Saved entries
:::
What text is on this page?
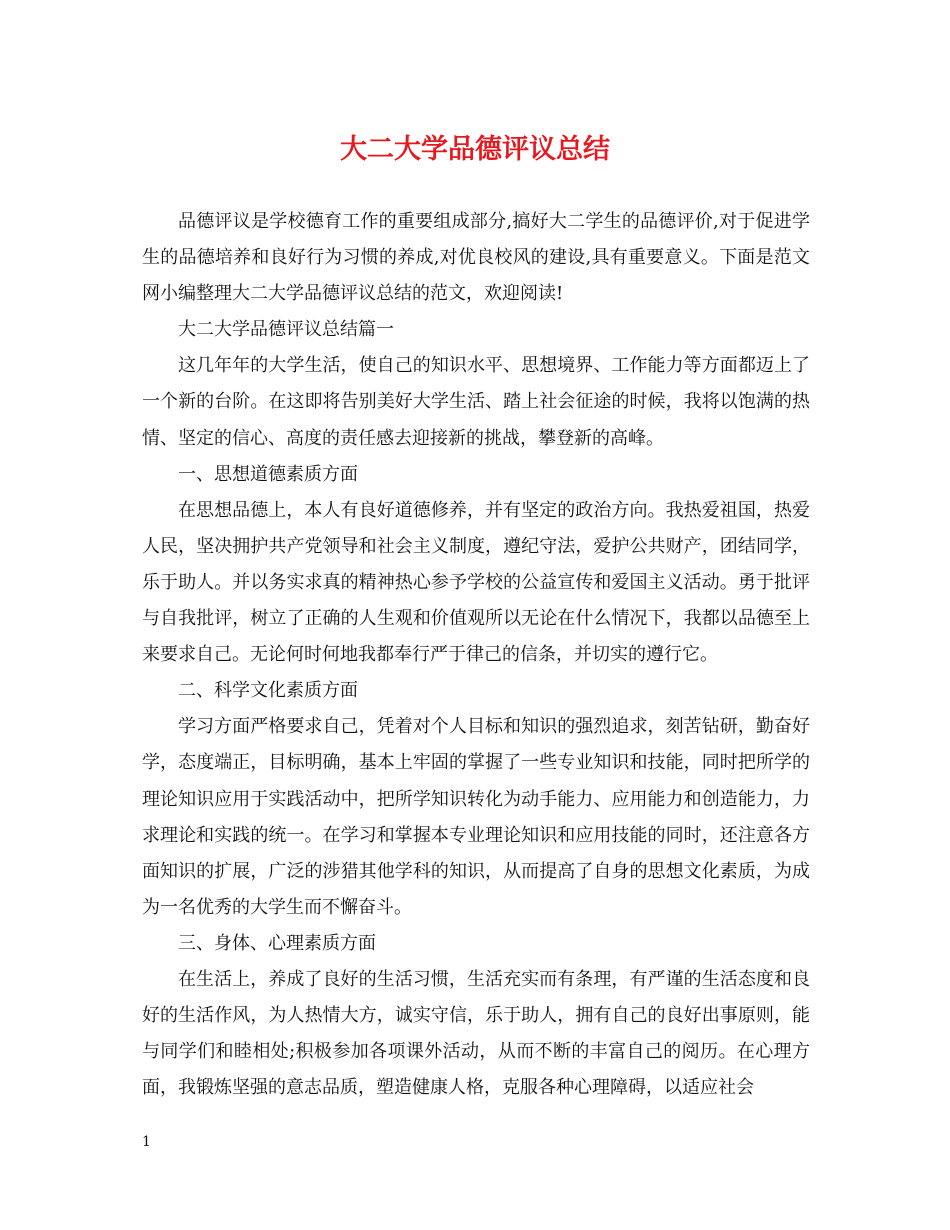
大二大学品德评议总结

品德评议是学校德育工作的重要组成部分,搞好大二学生的品德评价,对于促进学生的品德培养和良好行为习惯的养成,对优良校风的建设,具有重要意义。下面是范文网小编整理大二大学品德评议总结的范文，欢迎阅读!

大二大学品德评议总结篇一

这几年年的大学生活，使自己的知识水平、思想境界、工作能力等方面都迈上了一个新的台阶。在这即将告别美好大学生活、踏上社会征途的时候，我将以饱满的热情、坚定的信心、高度的责任感去迎接新的挑战，攀登新的高峰。

一、思想道德素质方面

在思想品德上，本人有良好道德修养，并有坚定的政治方向。我热爱祖国，热爱人民，坚决拥护共产党领导和社会主义制度，遵纪守法，爱护公共财产，团结同学，乐于助人。并以务实求真的精神热心参予学校的公益宣传和爱国主义活动。勇于批评与自我批评，树立了正确的人生观和价值观所以无论在什么情况下，我都以品德至上来要求自己。无论何时何地我都奉行严于律己的信条，并切实的遵行它。

二、科学文化素质方面

学习方面严格要求自己，凭着对个人目标和知识的强烈追求，刻苦钻研，勤奋好学，态度端正，目标明确，基本上牢固的掌握了一些专业知识和技能，同时把所学的理论知识应用于实践活动中，把所学知识转化为动手能力、应用能力和创造能力，力求理论和实践的统一。在学习和掌握本专业理论知识和应用技能的同时，还注意各方面知识的扩展，广泛的涉猎其他学科的知识，从而提高了自身的思想文化素质，为成为一名优秀的大学生而不懈奋斗。

三、身体、心理素质方面

在生活上，养成了良好的生活习惯，生活充实而有条理，有严谨的生活态度和良好的生活作风，为人热情大方，诚实守信，乐于助人，拥有自己的良好出事原则，能与同学们和睦相处;积极参加各项课外活动，从而不断的丰富自己的阅历。在心理方面，我锻炼坚强的意志品质，塑造健康人格，克服各种心理障碍，以适应社会

1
:::
▶ [PROBLEM]: Copy the records exactly as they appear, excluding images.

▶ [SOLVED EXERCISE]:
What text is on this page?
大二大学品德评议总结

品德评议是学校德育工作的重要组成部分,搞好大二学生的品德评价,对于促进学生的品德培养和良好行为习惯的养成,对优良校风的建设,具有重要意义。下面是范文网小编整理大二大学品德评议总结的范文，欢迎阅读!

大二大学品德评议总结篇一

这几年年的大学生活，使自己的知识水平、思想境界、工作能力等方面都迈上了一个新的台阶。在这即将告别美好大学生活、踏上社会征途的时候，我将以饱满的热情、坚定的信心、高度的责任感去迎接新的挑战，攀登新的高峰。

一、思想道德素质方面

在思想品德上，本人有良好道德修养，并有坚定的政治方向。我热爱祖国，热爱人民，坚决拥护共产党领导和社会主义制度，遵纪守法，爱护公共财产，团结同学，乐于助人。并以务实求真的精神热心参予学校的公益宣传和爱国主义活动。勇于批评与自我批评，树立了正确的人生观和价值观所以无论在什么情况下，我都以品德至上来要求自己。无论何时何地我都奉行严于律己的信条，并切实的遵行它。

二、科学文化素质方面

学习方面严格要求自己，凭着对个人目标和知识的强烈追求，刻苦钻研，勤奋好学，态度端正，目标明确，基本上牢固的掌握了一些专业知识和技能，同时把所学的理论知识应用于实践活动中，把所学知识转化为动手能力、应用能力和创造能力，力求理论和实践的统一。在学习和掌握本专业理论知识和应用技能的同时，还注意各方面知识的扩展，广泛的涉猎其他学科的知识，从而提高了自身的思想文化素质，为成为一名优秀的大学生而不懈奋斗。

三、身体、心理素质方面

在生活上，养成了良好的生活习惯，生活充实而有条理，有严谨的生活态度和良好的生活作风，为人热情大方，诚实守信，乐于助人，拥有自己的良好出事原则，能与同学们和睦相处;积极参加各项课外活动，从而不断的丰富自己的阅历。在心理方面，我锻炼坚强的意志品质，塑造健康人格，克服各种心理障碍，以适应社会

1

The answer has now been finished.